What to do: Reproduce the records below in full and word for word, excluding pictures.

Input records:
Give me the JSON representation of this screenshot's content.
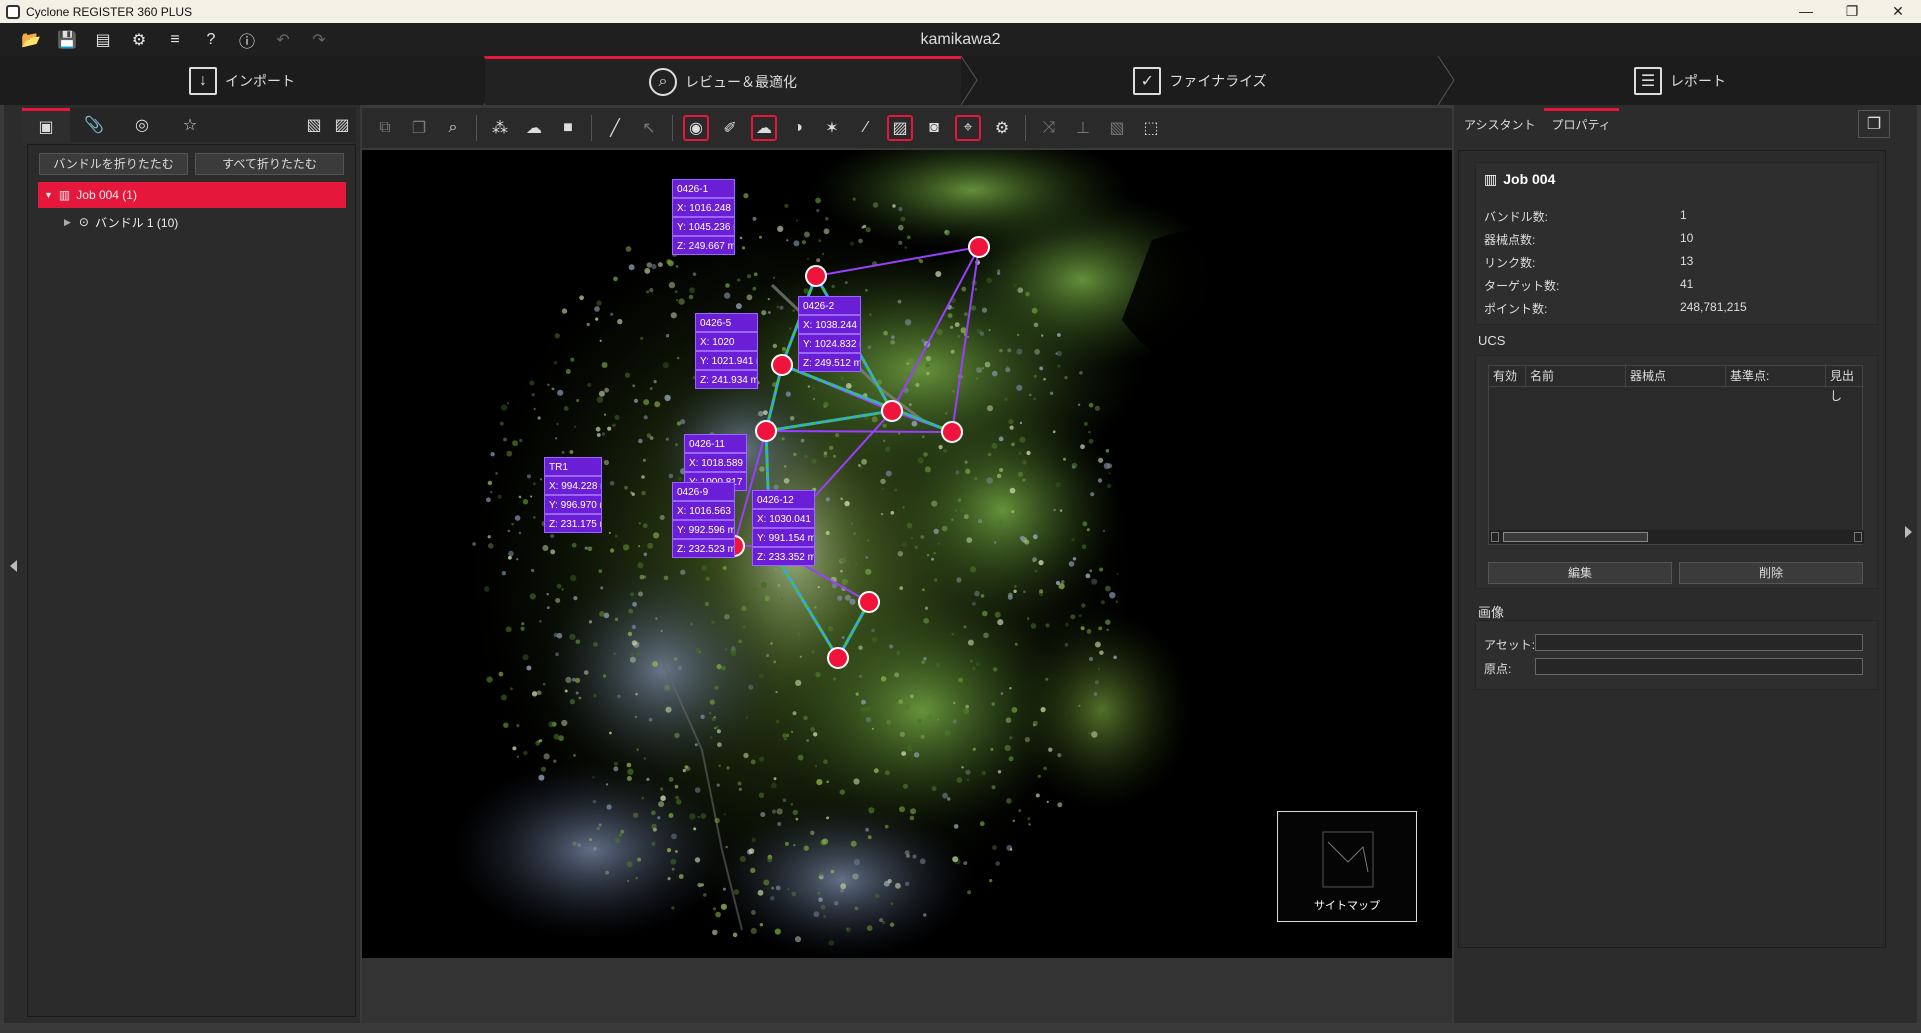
{
  "app": {
    "title": "Cyclone REGISTER 360 PLUS",
    "document_title": "kamikawa2",
    "window_buttons": [
      "—",
      "❐",
      "✕"
    ]
  },
  "toolbar_icons": [
    "folder-open-icon",
    "folder-save-icon",
    "book-icon",
    "gear-icon",
    "database-icon",
    "help-icon",
    "info-icon",
    "undo-icon",
    "redo-icon"
  ],
  "workflow": {
    "steps": [
      {
        "label": "インポート",
        "icon": "import-icon"
      },
      {
        "label": "レビュー＆最適化",
        "icon": "review-icon"
      },
      {
        "label": "ファイナライズ",
        "icon": "finalize-icon"
      },
      {
        "label": "レポート",
        "icon": "report-icon"
      }
    ],
    "active": 1
  },
  "left_panel": {
    "collapse_bundles": "バンドルを折りたたむ",
    "collapse_all": "すべて折りたたむ",
    "tree": [
      {
        "label": "Job 004 (1)",
        "selected": true
      },
      {
        "label": "バンドル 1 (10)",
        "selected": false
      }
    ]
  },
  "viewport": {
    "sitemap_label": "サイトマップ",
    "setups": [
      {
        "id": "0426-1",
        "x": "X: 1016.248 m",
        "y": "Y: 1045.236 m",
        "z": "Z: 249.667 m"
      },
      {
        "id": "0426-2",
        "x": "X: 1038.244 m",
        "y": "Y: 1024.832 m",
        "z": "Z: 249.512 m"
      },
      {
        "id": "0426-5",
        "x": "X: 1020",
        "x_suffix": "m",
        "y": "Y: 1021.941 m",
        "z": "Z: 241.934 m"
      },
      {
        "id": "0426-11",
        "x": "X: 1018.589 m",
        "y": "Y: 1000.817",
        "z": ""
      },
      {
        "id": "TR1",
        "x": "X: 994.228 m",
        "y": "Y: 996.970 m",
        "z": "Z: 231.175 m"
      },
      {
        "id": "0426-9",
        "x": "X: 1016.563 m",
        "y": "Y: 992.596 m",
        "z": "Z: 232.523 m"
      },
      {
        "id": "0426-12",
        "x": "X: 1030.041 m",
        "y": "Y: 991.154 m",
        "z": "Z: 233.352 m"
      }
    ]
  },
  "right_panel": {
    "tabs": [
      "アシスタント",
      "プロパティ"
    ],
    "active_tab": 1,
    "job_title": "Job 004",
    "props": [
      {
        "label": "バンドル数:",
        "value": "1"
      },
      {
        "label": "器械点数:",
        "value": "10"
      },
      {
        "label": "リンク数:",
        "value": "13"
      },
      {
        "label": "ターゲット数:",
        "value": "41"
      },
      {
        "label": "ポイント数:",
        "value": "248,781,215"
      }
    ],
    "ucs_heading": "UCS",
    "ucs_columns": [
      "有効",
      "名前",
      "器械点",
      "基準点:",
      "見出し"
    ],
    "edit_button": "編集",
    "delete_button": "削除",
    "image_heading": "画像",
    "asset_label": "アセット:",
    "origin_label": "原点:"
  }
}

Response below:
Give me the JSON representation of this screenshot's content.
{
  "app": {
    "title": "Cyclone REGISTER 360 PLUS",
    "document_title": "kamikawa2",
    "window_buttons": [
      "—",
      "❐",
      "✕"
    ]
  },
  "toolbar_icons": [
    "folder-open-icon",
    "folder-save-icon",
    "book-icon",
    "gear-icon",
    "database-icon",
    "help-icon",
    "info-icon",
    "undo-icon",
    "redo-icon"
  ],
  "workflow": {
    "steps": [
      {
        "label": "インポート",
        "icon": "import-icon"
      },
      {
        "label": "レビュー＆最適化",
        "icon": "review-icon"
      },
      {
        "label": "ファイナライズ",
        "icon": "finalize-icon"
      },
      {
        "label": "レポート",
        "icon": "report-icon"
      }
    ],
    "active": 1
  },
  "left_panel": {
    "collapse_bundles": "バンドルを折りたたむ",
    "collapse_all": "すべて折りたたむ",
    "tree": [
      {
        "label": "Job 004 (1)",
        "selected": true
      },
      {
        "label": "バンドル 1 (10)",
        "selected": false
      }
    ]
  },
  "viewport": {
    "sitemap_label": "サイトマップ",
    "setups": [
      {
        "id": "0426-1",
        "x": "X: 1016.248 m",
        "y": "Y: 1045.236 m",
        "z": "Z: 249.667 m"
      },
      {
        "id": "0426-2",
        "x": "X: 1038.244 m",
        "y": "Y: 1024.832 m",
        "z": "Z: 249.512 m"
      },
      {
        "id": "0426-5",
        "x": "X: 1020",
        "x_suffix": "m",
        "y": "Y: 1021.941 m",
        "z": "Z: 241.934 m"
      },
      {
        "id": "0426-11",
        "x": "X: 1018.589 m",
        "y": "Y: 1000.817",
        "z": ""
      },
      {
        "id": "TR1",
        "x": "X: 994.228 m",
        "y": "Y: 996.970 m",
        "z": "Z: 231.175 m"
      },
      {
        "id": "0426-9",
        "x": "X: 1016.563 m",
        "y": "Y: 992.596 m",
        "z": "Z: 232.523 m"
      },
      {
        "id": "0426-12",
        "x": "X: 1030.041 m",
        "y": "Y: 991.154 m",
        "z": "Z: 233.352 m"
      }
    ]
  },
  "right_panel": {
    "tabs": [
      "アシスタント",
      "プロパティ"
    ],
    "active_tab": 1,
    "job_title": "Job 004",
    "props": [
      {
        "label": "バンドル数:",
        "value": "1"
      },
      {
        "label": "器械点数:",
        "value": "10"
      },
      {
        "label": "リンク数:",
        "value": "13"
      },
      {
        "label": "ターゲット数:",
        "value": "41"
      },
      {
        "label": "ポイント数:",
        "value": "248,781,215"
      }
    ],
    "ucs_heading": "UCS",
    "ucs_columns": [
      "有効",
      "名前",
      "器械点",
      "基準点:",
      "見出し"
    ],
    "edit_button": "編集",
    "delete_button": "削除",
    "image_heading": "画像",
    "asset_label": "アセット:",
    "origin_label": "原点:"
  }
}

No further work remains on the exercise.